- **The problem**: Below is a set of records; print all of them exactly as written.

Records that describe figures
══════════════════════════════
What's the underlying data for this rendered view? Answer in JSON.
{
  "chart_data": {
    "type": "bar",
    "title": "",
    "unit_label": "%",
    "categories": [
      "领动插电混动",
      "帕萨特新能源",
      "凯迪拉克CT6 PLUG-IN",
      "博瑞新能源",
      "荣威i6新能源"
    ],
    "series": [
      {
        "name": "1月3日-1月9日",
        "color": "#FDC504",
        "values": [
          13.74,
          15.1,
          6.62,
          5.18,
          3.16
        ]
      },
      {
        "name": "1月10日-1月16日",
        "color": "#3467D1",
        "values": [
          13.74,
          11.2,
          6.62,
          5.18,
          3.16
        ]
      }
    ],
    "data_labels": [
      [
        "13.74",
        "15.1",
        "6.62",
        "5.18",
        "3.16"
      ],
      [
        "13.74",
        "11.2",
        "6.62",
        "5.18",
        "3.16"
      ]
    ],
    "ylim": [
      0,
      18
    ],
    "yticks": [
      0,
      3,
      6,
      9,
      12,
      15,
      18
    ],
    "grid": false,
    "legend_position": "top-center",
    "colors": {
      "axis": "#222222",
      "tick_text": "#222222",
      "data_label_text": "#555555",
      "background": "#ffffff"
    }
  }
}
══════════════════════════════
- **Right answer**:
What's the underlying data for this rendered view? Answer in JSON.
{
  "chart_data": {
    "type": "bar",
    "title": "",
    "unit_label": "%",
    "categories": [
      "领动插电混动",
      "帕萨特新能源",
      "凯迪拉克CT6 PLUG-IN",
      "博瑞新能源",
      "荣威i6新能源"
    ],
    "series": [
      {
        "name": "1月3日-1月9日",
        "color": "#FDC504",
        "values": [
          13.74,
          15.1,
          6.62,
          5.18,
          3.16
        ]
      },
      {
        "name": "1月10日-1月16日",
        "color": "#3467D1",
        "values": [
          13.74,
          11.2,
          6.62,
          5.18,
          3.16
        ]
      }
    ],
    "data_labels": [
      [
        "13.74",
        "15.1",
        "6.62",
        "5.18",
        "3.16"
      ],
      [
        "13.74",
        "11.2",
        "6.62",
        "5.18",
        "3.16"
      ]
    ],
    "ylim": [
      0,
      18
    ],
    "yticks": [
      0,
      3,
      6,
      9,
      12,
      15,
      18
    ],
    "grid": false,
    "legend_position": "top-center",
    "colors": {
      "axis": "#222222",
      "tick_text": "#222222",
      "data_label_text": "#555555",
      "background": "#ffffff"
    }
  }
}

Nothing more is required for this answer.